▸ **What to produce**
Output the full listing word for word.

════

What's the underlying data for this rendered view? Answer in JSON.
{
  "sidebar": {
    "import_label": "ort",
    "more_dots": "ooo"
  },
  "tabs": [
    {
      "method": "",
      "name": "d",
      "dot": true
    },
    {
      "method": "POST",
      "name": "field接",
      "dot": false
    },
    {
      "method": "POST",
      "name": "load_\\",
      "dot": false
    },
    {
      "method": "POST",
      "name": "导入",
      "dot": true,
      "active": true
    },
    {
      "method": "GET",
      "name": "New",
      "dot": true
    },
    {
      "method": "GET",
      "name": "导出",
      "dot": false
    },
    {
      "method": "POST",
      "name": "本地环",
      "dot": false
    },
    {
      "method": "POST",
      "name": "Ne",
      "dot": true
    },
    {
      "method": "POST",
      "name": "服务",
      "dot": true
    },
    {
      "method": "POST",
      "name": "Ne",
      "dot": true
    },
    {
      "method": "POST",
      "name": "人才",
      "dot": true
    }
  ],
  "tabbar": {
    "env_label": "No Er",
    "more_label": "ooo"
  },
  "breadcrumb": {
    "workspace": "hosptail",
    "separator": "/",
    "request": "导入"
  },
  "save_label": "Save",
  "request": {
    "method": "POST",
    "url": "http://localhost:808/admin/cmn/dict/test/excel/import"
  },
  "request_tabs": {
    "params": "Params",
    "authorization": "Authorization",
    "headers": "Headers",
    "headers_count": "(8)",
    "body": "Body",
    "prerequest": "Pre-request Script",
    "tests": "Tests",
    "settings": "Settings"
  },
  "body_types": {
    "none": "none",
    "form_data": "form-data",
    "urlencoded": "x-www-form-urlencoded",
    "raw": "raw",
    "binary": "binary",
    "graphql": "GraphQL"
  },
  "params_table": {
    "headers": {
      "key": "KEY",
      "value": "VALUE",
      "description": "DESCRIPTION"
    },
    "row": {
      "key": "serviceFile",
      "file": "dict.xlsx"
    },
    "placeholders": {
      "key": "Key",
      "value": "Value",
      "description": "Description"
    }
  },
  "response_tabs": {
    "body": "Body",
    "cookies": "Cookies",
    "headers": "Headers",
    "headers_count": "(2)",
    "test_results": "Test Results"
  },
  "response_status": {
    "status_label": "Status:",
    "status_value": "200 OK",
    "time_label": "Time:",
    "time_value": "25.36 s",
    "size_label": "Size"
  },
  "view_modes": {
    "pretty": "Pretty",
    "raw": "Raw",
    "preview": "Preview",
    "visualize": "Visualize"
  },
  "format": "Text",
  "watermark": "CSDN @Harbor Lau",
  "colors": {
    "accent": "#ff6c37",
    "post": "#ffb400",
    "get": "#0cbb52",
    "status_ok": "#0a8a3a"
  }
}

════

▸ **Solution for this problem**
What's the underlying data for this rendered view? Answer in JSON.
{
  "sidebar": {
    "import_label": "ort",
    "more_dots": "ooo"
  },
  "tabs": [
    {
      "method": "",
      "name": "d",
      "dot": true
    },
    {
      "method": "POST",
      "name": "field接",
      "dot": false
    },
    {
      "method": "POST",
      "name": "load_\\",
      "dot": false
    },
    {
      "method": "POST",
      "name": "导入",
      "dot": true,
      "active": true
    },
    {
      "method": "GET",
      "name": "New",
      "dot": true
    },
    {
      "method": "GET",
      "name": "导出",
      "dot": false
    },
    {
      "method": "POST",
      "name": "本地环",
      "dot": false
    },
    {
      "method": "POST",
      "name": "Ne",
      "dot": true
    },
    {
      "method": "POST",
      "name": "服务",
      "dot": true
    },
    {
      "method": "POST",
      "name": "Ne",
      "dot": true
    },
    {
      "method": "POST",
      "name": "人才",
      "dot": true
    }
  ],
  "tabbar": {
    "env_label": "No Er",
    "more_label": "ooo"
  },
  "breadcrumb": {
    "workspace": "hosptail",
    "separator": "/",
    "request": "导入"
  },
  "save_label": "Save",
  "request": {
    "method": "POST",
    "url": "http://localhost:808/admin/cmn/dict/test/excel/import"
  },
  "request_tabs": {
    "params": "Params",
    "authorization": "Authorization",
    "headers": "Headers",
    "headers_count": "(8)",
    "body": "Body",
    "prerequest": "Pre-request Script",
    "tests": "Tests",
    "settings": "Settings"
  },
  "body_types": {
    "none": "none",
    "form_data": "form-data",
    "urlencoded": "x-www-form-urlencoded",
    "raw": "raw",
    "binary": "binary",
    "graphql": "GraphQL"
  },
  "params_table": {
    "headers": {
      "key": "KEY",
      "value": "VALUE",
      "description": "DESCRIPTION"
    },
    "row": {
      "key": "serviceFile",
      "file": "dict.xlsx"
    },
    "placeholders": {
      "key": "Key",
      "value": "Value",
      "description": "Description"
    }
  },
  "response_tabs": {
    "body": "Body",
    "cookies": "Cookies",
    "headers": "Headers",
    "headers_count": "(2)",
    "test_results": "Test Results"
  },
  "response_status": {
    "status_label": "Status:",
    "status_value": "200 OK",
    "time_label": "Time:",
    "time_value": "25.36 s",
    "size_label": "Size"
  },
  "view_modes": {
    "pretty": "Pretty",
    "raw": "Raw",
    "preview": "Preview",
    "visualize": "Visualize"
  },
  "format": "Text",
  "watermark": "CSDN @Harbor Lau",
  "colors": {
    "accent": "#ff6c37",
    "post": "#ffb400",
    "get": "#0cbb52",
    "status_ok": "#0a8a3a"
  }
}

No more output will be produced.